Your objective:
Identify each line holding the string "Родина" and copy it.

Saved entries:
--*--

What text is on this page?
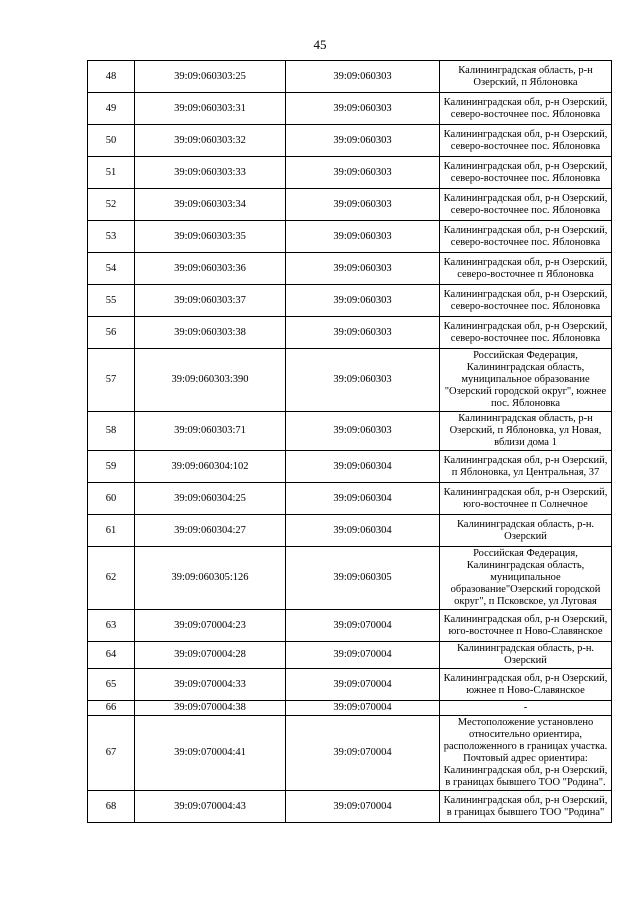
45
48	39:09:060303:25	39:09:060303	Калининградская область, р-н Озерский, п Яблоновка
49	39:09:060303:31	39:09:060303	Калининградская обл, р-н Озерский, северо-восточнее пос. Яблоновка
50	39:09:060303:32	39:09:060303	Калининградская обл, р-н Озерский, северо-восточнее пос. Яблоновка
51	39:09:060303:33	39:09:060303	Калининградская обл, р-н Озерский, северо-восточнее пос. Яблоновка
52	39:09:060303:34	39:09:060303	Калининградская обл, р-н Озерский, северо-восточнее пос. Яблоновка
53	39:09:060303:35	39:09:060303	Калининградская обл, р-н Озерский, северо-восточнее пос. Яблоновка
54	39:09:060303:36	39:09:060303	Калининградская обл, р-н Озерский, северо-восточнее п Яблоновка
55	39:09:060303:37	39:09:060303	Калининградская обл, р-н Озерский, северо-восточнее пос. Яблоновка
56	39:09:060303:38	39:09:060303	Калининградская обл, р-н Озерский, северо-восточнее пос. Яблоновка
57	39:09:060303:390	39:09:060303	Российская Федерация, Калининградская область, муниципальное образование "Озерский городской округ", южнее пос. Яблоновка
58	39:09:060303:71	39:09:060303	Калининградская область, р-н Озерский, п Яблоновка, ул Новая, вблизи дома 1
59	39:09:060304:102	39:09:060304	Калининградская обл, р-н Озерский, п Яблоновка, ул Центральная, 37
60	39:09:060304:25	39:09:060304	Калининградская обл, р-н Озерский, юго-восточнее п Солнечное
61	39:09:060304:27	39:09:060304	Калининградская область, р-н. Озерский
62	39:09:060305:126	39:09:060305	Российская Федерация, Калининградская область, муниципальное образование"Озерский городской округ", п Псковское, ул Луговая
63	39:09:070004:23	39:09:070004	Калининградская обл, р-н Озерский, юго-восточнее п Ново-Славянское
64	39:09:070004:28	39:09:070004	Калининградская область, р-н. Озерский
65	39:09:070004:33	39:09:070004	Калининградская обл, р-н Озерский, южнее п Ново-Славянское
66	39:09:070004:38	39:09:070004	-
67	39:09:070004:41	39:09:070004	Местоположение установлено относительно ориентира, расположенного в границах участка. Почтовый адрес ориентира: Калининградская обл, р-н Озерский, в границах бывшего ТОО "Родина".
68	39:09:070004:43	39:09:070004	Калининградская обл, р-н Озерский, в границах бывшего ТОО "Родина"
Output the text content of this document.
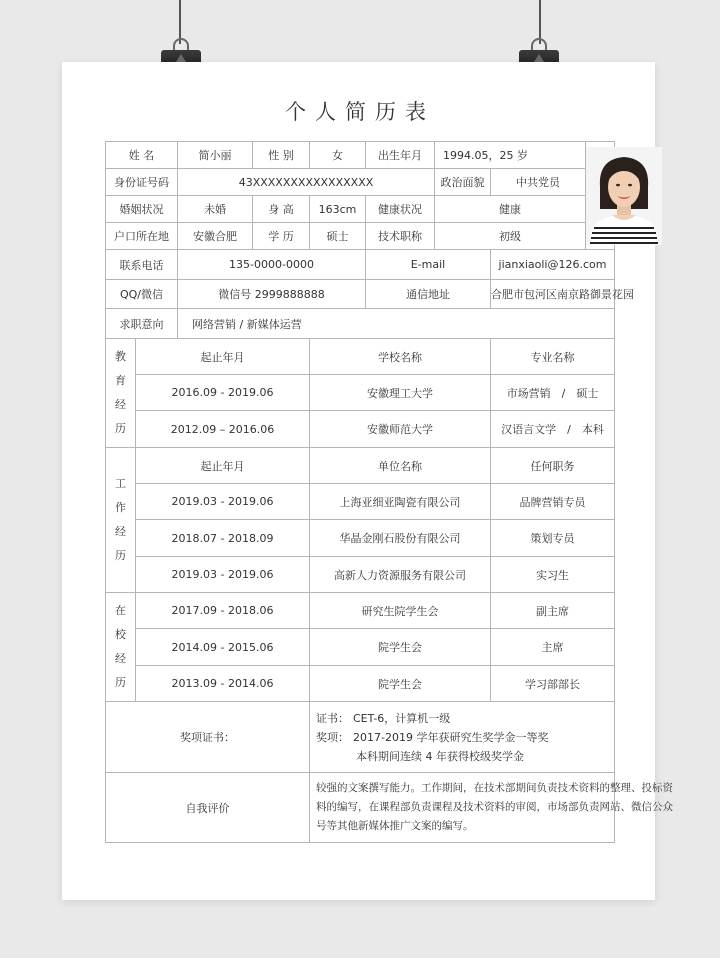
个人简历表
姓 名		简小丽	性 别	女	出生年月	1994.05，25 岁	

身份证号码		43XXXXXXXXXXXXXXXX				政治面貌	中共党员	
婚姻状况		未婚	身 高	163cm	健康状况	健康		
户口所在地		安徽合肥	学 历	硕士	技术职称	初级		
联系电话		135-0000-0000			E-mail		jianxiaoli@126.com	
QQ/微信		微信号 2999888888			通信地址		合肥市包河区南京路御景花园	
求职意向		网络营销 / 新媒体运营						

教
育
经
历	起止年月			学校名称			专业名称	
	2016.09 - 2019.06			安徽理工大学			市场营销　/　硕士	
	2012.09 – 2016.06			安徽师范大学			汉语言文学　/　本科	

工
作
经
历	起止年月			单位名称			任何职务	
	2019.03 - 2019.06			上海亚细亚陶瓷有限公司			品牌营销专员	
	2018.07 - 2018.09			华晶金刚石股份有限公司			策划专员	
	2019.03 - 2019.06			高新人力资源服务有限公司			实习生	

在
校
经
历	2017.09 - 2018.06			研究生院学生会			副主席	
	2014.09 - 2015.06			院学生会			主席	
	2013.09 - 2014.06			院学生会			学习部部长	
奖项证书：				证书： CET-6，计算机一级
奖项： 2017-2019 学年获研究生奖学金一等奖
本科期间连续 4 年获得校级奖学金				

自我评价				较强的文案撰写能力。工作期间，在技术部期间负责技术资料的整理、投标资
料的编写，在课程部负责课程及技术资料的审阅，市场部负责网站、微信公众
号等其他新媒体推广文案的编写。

--*--

Solution for this problem:
67	39:09:070004:41	39:09:070004	Местоположение установлено относительно ориентира, расположенного в границах участка. Почтовый адрес ориентира: Калининградская обл, р-н Озерский, в границах бывшего ТОО "Родина".
68	39:09:070004:43	39:09:070004	Калининградская обл, р-н Озерский, в границах бывшего ТОО "Родина"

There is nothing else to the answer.